[Stored records]
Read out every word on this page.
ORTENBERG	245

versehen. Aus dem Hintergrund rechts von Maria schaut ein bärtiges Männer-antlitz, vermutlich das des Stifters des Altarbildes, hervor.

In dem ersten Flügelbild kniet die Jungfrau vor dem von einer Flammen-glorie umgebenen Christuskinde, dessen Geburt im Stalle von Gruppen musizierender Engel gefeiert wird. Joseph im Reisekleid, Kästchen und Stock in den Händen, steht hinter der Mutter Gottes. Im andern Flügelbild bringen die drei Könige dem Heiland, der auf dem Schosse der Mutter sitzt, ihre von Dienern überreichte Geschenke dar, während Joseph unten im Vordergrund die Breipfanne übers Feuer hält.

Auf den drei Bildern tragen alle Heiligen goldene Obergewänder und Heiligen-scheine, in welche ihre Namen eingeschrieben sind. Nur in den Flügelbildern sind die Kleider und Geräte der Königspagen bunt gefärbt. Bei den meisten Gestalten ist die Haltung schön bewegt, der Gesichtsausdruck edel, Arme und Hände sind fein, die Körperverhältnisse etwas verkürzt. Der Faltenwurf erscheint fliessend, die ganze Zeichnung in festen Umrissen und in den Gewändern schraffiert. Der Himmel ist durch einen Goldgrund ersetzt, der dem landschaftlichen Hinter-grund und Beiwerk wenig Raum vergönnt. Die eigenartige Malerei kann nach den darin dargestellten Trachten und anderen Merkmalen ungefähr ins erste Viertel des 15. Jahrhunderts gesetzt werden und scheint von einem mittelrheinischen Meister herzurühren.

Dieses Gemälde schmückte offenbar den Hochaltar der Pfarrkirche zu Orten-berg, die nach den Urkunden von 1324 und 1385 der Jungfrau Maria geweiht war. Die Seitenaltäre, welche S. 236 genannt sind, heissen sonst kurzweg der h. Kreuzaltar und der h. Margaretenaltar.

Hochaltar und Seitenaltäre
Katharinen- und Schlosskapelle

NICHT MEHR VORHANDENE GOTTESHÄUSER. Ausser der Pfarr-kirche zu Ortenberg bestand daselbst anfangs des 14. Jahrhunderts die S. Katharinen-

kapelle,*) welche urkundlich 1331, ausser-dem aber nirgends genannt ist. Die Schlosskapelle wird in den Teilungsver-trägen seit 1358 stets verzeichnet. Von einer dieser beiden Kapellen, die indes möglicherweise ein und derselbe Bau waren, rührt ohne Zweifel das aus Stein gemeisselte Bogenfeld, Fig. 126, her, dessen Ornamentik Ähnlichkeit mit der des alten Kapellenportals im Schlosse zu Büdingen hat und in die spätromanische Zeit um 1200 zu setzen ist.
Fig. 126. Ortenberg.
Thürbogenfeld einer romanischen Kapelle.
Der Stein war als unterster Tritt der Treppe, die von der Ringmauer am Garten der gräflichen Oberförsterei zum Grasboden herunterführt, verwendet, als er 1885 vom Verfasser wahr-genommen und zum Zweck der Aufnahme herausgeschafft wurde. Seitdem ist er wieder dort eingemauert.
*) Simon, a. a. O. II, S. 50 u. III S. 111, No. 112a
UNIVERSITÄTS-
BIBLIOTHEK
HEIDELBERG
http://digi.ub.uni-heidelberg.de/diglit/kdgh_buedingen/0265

## Exercise prompt
Set every entry down once more, exactly as written above.

## Task answer
Read out every word on this page.
ORTENBERG	245

versehen. Aus dem Hintergrund rechts von Maria schaut ein bärtiges Männer-antlitz, vermutlich das des Stifters des Altarbildes, hervor.

In dem ersten Flügelbild kniet die Jungfrau vor dem von einer Flammen-glorie umgebenen Christuskinde, dessen Geburt im Stalle von Gruppen musizierender Engel gefeiert wird. Joseph im Reisekleid, Kästchen und Stock in den Händen, steht hinter der Mutter Gottes. Im andern Flügelbild bringen die drei Könige dem Heiland, der auf dem Schosse der Mutter sitzt, ihre von Dienern überreichte Geschenke dar, während Joseph unten im Vordergrund die Breipfanne übers Feuer hält.

Auf den drei Bildern tragen alle Heiligen goldene Obergewänder und Heiligen-scheine, in welche ihre Namen eingeschrieben sind. Nur in den Flügelbildern sind die Kleider und Geräte der Königspagen bunt gefärbt. Bei den meisten Gestalten ist die Haltung schön bewegt, der Gesichtsausdruck edel, Arme und Hände sind fein, die Körperverhältnisse etwas verkürzt. Der Faltenwurf erscheint fliessend, die ganze Zeichnung in festen Umrissen und in den Gewändern schraffiert. Der Himmel ist durch einen Goldgrund ersetzt, der dem landschaftlichen Hinter-grund und Beiwerk wenig Raum vergönnt. Die eigenartige Malerei kann nach den darin dargestellten Trachten und anderen Merkmalen ungefähr ins erste Viertel des 15. Jahrhunderts gesetzt werden und scheint von einem mittelrheinischen Meister herzurühren.

Dieses Gemälde schmückte offenbar den Hochaltar der Pfarrkirche zu Orten-berg, die nach den Urkunden von 1324 und 1385 der Jungfrau Maria geweiht war. Die Seitenaltäre, welche S. 236 genannt sind, heissen sonst kurzweg der h. Kreuzaltar und der h. Margaretenaltar.

Hochaltar und Seitenaltäre
Katharinen- und Schlosskapelle

NICHT MEHR VORHANDENE GOTTESHÄUSER. Ausser der Pfarr-kirche zu Ortenberg bestand daselbst anfangs des 14. Jahrhunderts die S. Katharinen-

kapelle,*) welche urkundlich 1331, ausser-dem aber nirgends genannt ist. Die Schlosskapelle wird in den Teilungsver-trägen seit 1358 stets verzeichnet. Von einer dieser beiden Kapellen, die indes möglicherweise ein und derselbe Bau waren, rührt ohne Zweifel das aus Stein gemeisselte Bogenfeld, Fig. 126, her, dessen Ornamentik Ähnlichkeit mit der des alten Kapellenportals im Schlosse zu Büdingen hat und in die spätromanische Zeit um 1200 zu setzen ist.
Fig. 126. Ortenberg.
Thürbogenfeld einer romanischen Kapelle.
Der Stein war als unterster Tritt der Treppe, die von der Ringmauer am Garten der gräflichen Oberförsterei zum Grasboden herunterführt, verwendet, als er 1885 vom Verfasser wahr-genommen und zum Zweck der Aufnahme herausgeschafft wurde. Seitdem ist er wieder dort eingemauert.
*) Simon, a. a. O. II, S. 50 u. III S. 111, No. 112a
UNIVERSITÄTS-
BIBLIOTHEK
HEIDELBERG
http://digi.ub.uni-heidelberg.de/diglit/kdgh_buedingen/0265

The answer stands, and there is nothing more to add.